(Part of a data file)
==================================================

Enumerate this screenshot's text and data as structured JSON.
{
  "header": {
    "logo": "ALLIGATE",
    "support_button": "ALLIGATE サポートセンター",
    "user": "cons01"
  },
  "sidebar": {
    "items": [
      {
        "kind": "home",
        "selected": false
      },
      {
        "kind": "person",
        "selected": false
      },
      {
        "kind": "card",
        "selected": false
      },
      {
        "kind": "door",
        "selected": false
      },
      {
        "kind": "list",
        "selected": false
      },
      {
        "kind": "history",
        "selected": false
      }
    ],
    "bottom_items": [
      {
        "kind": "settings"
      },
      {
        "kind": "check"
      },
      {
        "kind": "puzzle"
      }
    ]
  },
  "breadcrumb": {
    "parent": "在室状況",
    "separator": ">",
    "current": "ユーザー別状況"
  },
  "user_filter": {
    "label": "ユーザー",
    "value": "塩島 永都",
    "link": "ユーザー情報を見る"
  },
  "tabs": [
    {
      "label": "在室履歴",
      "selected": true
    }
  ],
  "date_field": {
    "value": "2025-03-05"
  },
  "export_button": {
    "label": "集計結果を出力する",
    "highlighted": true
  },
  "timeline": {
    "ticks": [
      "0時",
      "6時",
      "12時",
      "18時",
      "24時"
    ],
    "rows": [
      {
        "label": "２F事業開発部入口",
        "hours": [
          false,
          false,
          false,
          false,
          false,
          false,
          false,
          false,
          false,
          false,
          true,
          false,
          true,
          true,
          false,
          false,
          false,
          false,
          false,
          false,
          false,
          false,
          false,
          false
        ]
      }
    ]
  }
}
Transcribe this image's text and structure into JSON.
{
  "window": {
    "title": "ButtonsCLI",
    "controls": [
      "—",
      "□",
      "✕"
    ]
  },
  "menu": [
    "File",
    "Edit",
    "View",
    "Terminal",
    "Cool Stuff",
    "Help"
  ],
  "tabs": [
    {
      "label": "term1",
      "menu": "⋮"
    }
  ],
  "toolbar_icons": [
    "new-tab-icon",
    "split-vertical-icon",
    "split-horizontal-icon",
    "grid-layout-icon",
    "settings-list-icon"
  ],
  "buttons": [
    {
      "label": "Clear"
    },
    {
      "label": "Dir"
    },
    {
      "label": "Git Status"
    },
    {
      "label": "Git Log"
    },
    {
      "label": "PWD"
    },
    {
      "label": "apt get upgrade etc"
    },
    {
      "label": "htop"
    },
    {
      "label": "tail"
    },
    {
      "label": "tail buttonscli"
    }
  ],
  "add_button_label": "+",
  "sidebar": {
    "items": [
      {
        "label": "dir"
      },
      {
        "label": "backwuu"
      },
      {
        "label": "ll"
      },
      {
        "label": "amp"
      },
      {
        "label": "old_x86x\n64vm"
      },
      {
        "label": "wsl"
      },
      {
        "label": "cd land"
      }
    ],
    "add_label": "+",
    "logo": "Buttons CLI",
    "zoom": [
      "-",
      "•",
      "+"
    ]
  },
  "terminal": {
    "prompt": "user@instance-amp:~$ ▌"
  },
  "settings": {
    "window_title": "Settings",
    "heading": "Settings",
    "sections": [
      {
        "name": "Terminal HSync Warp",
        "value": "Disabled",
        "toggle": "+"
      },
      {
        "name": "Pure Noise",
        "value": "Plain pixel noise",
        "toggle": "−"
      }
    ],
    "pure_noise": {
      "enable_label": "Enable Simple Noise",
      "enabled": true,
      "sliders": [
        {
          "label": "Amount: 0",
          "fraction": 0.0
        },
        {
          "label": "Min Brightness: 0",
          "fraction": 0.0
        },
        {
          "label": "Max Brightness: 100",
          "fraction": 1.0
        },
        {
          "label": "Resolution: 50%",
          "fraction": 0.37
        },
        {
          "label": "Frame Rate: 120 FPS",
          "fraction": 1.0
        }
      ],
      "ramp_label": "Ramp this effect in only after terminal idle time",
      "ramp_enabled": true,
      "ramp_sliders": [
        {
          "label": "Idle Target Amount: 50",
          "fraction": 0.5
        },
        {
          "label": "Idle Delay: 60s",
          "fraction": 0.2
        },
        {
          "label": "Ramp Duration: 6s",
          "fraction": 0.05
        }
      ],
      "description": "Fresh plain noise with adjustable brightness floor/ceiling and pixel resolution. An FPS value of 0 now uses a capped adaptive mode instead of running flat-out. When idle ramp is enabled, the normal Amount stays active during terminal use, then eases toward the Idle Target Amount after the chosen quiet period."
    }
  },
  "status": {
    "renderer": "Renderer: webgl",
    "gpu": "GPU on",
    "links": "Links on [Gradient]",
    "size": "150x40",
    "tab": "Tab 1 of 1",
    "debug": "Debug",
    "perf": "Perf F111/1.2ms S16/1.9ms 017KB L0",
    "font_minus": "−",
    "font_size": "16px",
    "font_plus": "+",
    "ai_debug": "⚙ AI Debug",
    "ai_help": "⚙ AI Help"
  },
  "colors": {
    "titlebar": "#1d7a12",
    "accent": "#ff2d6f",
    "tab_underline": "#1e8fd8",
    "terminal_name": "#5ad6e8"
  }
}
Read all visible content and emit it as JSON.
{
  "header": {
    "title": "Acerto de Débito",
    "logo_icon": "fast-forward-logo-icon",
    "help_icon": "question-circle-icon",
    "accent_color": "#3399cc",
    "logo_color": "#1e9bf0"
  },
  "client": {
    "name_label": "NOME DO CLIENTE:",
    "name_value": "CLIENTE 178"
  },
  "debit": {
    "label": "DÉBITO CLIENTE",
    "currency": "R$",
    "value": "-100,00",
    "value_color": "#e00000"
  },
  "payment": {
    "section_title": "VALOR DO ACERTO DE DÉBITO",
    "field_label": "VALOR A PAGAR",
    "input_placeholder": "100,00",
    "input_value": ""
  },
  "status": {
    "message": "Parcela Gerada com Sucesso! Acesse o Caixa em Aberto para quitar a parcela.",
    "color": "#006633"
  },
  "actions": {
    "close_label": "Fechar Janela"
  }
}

==================================================

Work to be completed — Copy all data exactly, start to finish.

Solution to this task —
Enumerate this screenshot's text and data as structured JSON.
{
  "header": {
    "logo": "ALLIGATE",
    "support_button": "ALLIGATE サポートセンター",
    "user": "cons01"
  },
  "sidebar": {
    "items": [
      {
        "kind": "home",
        "selected": false
      },
      {
        "kind": "person",
        "selected": false
      },
      {
        "kind": "card",
        "selected": false
      },
      {
        "kind": "door",
        "selected": false
      },
      {
        "kind": "list",
        "selected": false
      },
      {
        "kind": "history",
        "selected": false
      }
    ],
    "bottom_items": [
      {
        "kind": "settings"
      },
      {
        "kind": "check"
      },
      {
        "kind": "puzzle"
      }
    ]
  },
  "breadcrumb": {
    "parent": "在室状況",
    "separator": ">",
    "current": "ユーザー別状況"
  },
  "user_filter": {
    "label": "ユーザー",
    "value": "塩島 永都",
    "link": "ユーザー情報を見る"
  },
  "tabs": [
    {
      "label": "在室履歴",
      "selected": true
    }
  ],
  "date_field": {
    "value": "2025-03-05"
  },
  "export_button": {
    "label": "集計結果を出力する",
    "highlighted": true
  },
  "timeline": {
    "ticks": [
      "0時",
      "6時",
      "12時",
      "18時",
      "24時"
    ],
    "rows": [
      {
        "label": "２F事業開発部入口",
        "hours": [
          false,
          false,
          false,
          false,
          false,
          false,
          false,
          false,
          false,
          false,
          true,
          false,
          true,
          true,
          false,
          false,
          false,
          false,
          false,
          false,
          false,
          false,
          false,
          false
        ]
      }
    ]
  }
}
Transcribe this image's text and structure into JSON.
{
  "window": {
    "title": "ButtonsCLI",
    "controls": [
      "—",
      "□",
      "✕"
    ]
  },
  "menu": [
    "File",
    "Edit",
    "View",
    "Terminal",
    "Cool Stuff",
    "Help"
  ],
  "tabs": [
    {
      "label": "term1",
      "menu": "⋮"
    }
  ],
  "toolbar_icons": [
    "new-tab-icon",
    "split-vertical-icon",
    "split-horizontal-icon",
    "grid-layout-icon",
    "settings-list-icon"
  ],
  "buttons": [
    {
      "label": "Clear"
    },
    {
      "label": "Dir"
    },
    {
      "label": "Git Status"
    },
    {
      "label": "Git Log"
    },
    {
      "label": "PWD"
    },
    {
      "label": "apt get upgrade etc"
    },
    {
      "label": "htop"
    },
    {
      "label": "tail"
    },
    {
      "label": "tail buttonscli"
    }
  ],
  "add_button_label": "+",
  "sidebar": {
    "items": [
      {
        "label": "dir"
      },
      {
        "label": "backwuu"
      },
      {
        "label": "ll"
      },
      {
        "label": "amp"
      },
      {
        "label": "old_x86x\n64vm"
      },
      {
        "label": "wsl"
      },
      {
        "label": "cd land"
      }
    ],
    "add_label": "+",
    "logo": "Buttons CLI",
    "zoom": [
      "-",
      "•",
      "+"
    ]
  },
  "terminal": {
    "prompt": "user@instance-amp:~$ ▌"
  },
  "settings": {
    "window_title": "Settings",
    "heading": "Settings",
    "sections": [
      {
        "name": "Terminal HSync Warp",
        "value": "Disabled",
        "toggle": "+"
      },
      {
        "name": "Pure Noise",
        "value": "Plain pixel noise",
        "toggle": "−"
      }
    ],
    "pure_noise": {
      "enable_label": "Enable Simple Noise",
      "enabled": true,
      "sliders": [
        {
          "label": "Amount: 0",
          "fraction": 0.0
        },
        {
          "label": "Min Brightness: 0",
          "fraction": 0.0
        },
        {
          "label": "Max Brightness: 100",
          "fraction": 1.0
        },
        {
          "label": "Resolution: 50%",
          "fraction": 0.37
        },
        {
          "label": "Frame Rate: 120 FPS",
          "fraction": 1.0
        }
      ],
      "ramp_label": "Ramp this effect in only after terminal idle time",
      "ramp_enabled": true,
      "ramp_sliders": [
        {
          "label": "Idle Target Amount: 50",
          "fraction": 0.5
        },
        {
          "label": "Idle Delay: 60s",
          "fraction": 0.2
        },
        {
          "label": "Ramp Duration: 6s",
          "fraction": 0.05
        }
      ],
      "description": "Fresh plain noise with adjustable brightness floor/ceiling and pixel resolution. An FPS value of 0 now uses a capped adaptive mode instead of running flat-out. When idle ramp is enabled, the normal Amount stays active during terminal use, then eases toward the Idle Target Amount after the chosen quiet period."
    }
  },
  "status": {
    "renderer": "Renderer: webgl",
    "gpu": "GPU on",
    "links": "Links on [Gradient]",
    "size": "150x40",
    "tab": "Tab 1 of 1",
    "debug": "Debug",
    "perf": "Perf F111/1.2ms S16/1.9ms 017KB L0",
    "font_minus": "−",
    "font_size": "16px",
    "font_plus": "+",
    "ai_debug": "⚙ AI Debug",
    "ai_help": "⚙ AI Help"
  },
  "colors": {
    "titlebar": "#1d7a12",
    "accent": "#ff2d6f",
    "tab_underline": "#1e8fd8",
    "terminal_name": "#5ad6e8"
  }
}
Read all visible content and emit it as JSON.
{
  "header": {
    "title": "Acerto de Débito",
    "logo_icon": "fast-forward-logo-icon",
    "help_icon": "question-circle-icon",
    "accent_color": "#3399cc",
    "logo_color": "#1e9bf0"
  },
  "client": {
    "name_label": "NOME DO CLIENTE:",
    "name_value": "CLIENTE 178"
  },
  "debit": {
    "label": "DÉBITO CLIENTE",
    "currency": "R$",
    "value": "-100,00",
    "value_color": "#e00000"
  },
  "payment": {
    "section_title": "VALOR DO ACERTO DE DÉBITO",
    "field_label": "VALOR A PAGAR",
    "input_placeholder": "100,00",
    "input_value": ""
  },
  "status": {
    "message": "Parcela Gerada com Sucesso! Acesse o Caixa em Aberto para quitar a parcela.",
    "color": "#006633"
  },
  "actions": {
    "close_label": "Fechar Janela"
  }
}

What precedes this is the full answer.